▶ **Given exercise**
Quote the records that follow in full and exactly; leave out the pictures.

(Records that describe figures)
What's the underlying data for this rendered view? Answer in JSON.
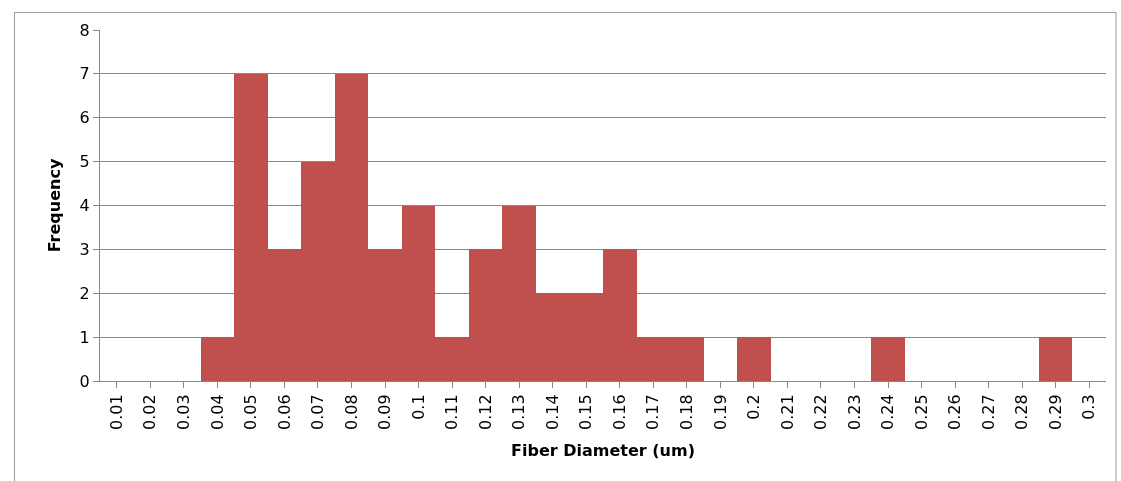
{
  "chart_data": {
    "type": "bar",
    "xlabel": "Fiber Diameter (um)",
    "ylabel": "Frequency",
    "categories": [
      "0.01",
      "0.02",
      "0.03",
      "0.04",
      "0.05",
      "0.06",
      "0.07",
      "0.08",
      "0.09",
      "0.1",
      "0.11",
      "0.12",
      "0.13",
      "0.14",
      "0.15",
      "0.16",
      "0.17",
      "0.18",
      "0.19",
      "0.2",
      "0.21",
      "0.22",
      "0.23",
      "0.24",
      "0.25",
      "0.26",
      "0.27",
      "0.28",
      "0.29",
      "0.3"
    ],
    "values": [
      0,
      0,
      0,
      1,
      7,
      3,
      5,
      7,
      3,
      4,
      1,
      3,
      4,
      2,
      2,
      3,
      1,
      1,
      0,
      1,
      0,
      0,
      0,
      1,
      0,
      0,
      0,
      0,
      1,
      0
    ],
    "color": "#c0504d",
    "ylim": [
      0,
      8
    ],
    "yticks": [
      0,
      1,
      2,
      3,
      4,
      5,
      6,
      7,
      8
    ],
    "grid": "y",
    "legend": false
  }
}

▶ **Full response**
What's the underlying data for this rendered view? Answer in JSON.
{
  "chart_data": {
    "type": "bar",
    "xlabel": "Fiber Diameter (um)",
    "ylabel": "Frequency",
    "categories": [
      "0.01",
      "0.02",
      "0.03",
      "0.04",
      "0.05",
      "0.06",
      "0.07",
      "0.08",
      "0.09",
      "0.1",
      "0.11",
      "0.12",
      "0.13",
      "0.14",
      "0.15",
      "0.16",
      "0.17",
      "0.18",
      "0.19",
      "0.2",
      "0.21",
      "0.22",
      "0.23",
      "0.24",
      "0.25",
      "0.26",
      "0.27",
      "0.28",
      "0.29",
      "0.3"
    ],
    "values": [
      0,
      0,
      0,
      1,
      7,
      3,
      5,
      7,
      3,
      4,
      1,
      3,
      4,
      2,
      2,
      3,
      1,
      1,
      0,
      1,
      0,
      0,
      0,
      1,
      0,
      0,
      0,
      0,
      1,
      0
    ],
    "color": "#c0504d",
    "ylim": [
      0,
      8
    ],
    "yticks": [
      0,
      1,
      2,
      3,
      4,
      5,
      6,
      7,
      8
    ],
    "grid": "y",
    "legend": false
  }
}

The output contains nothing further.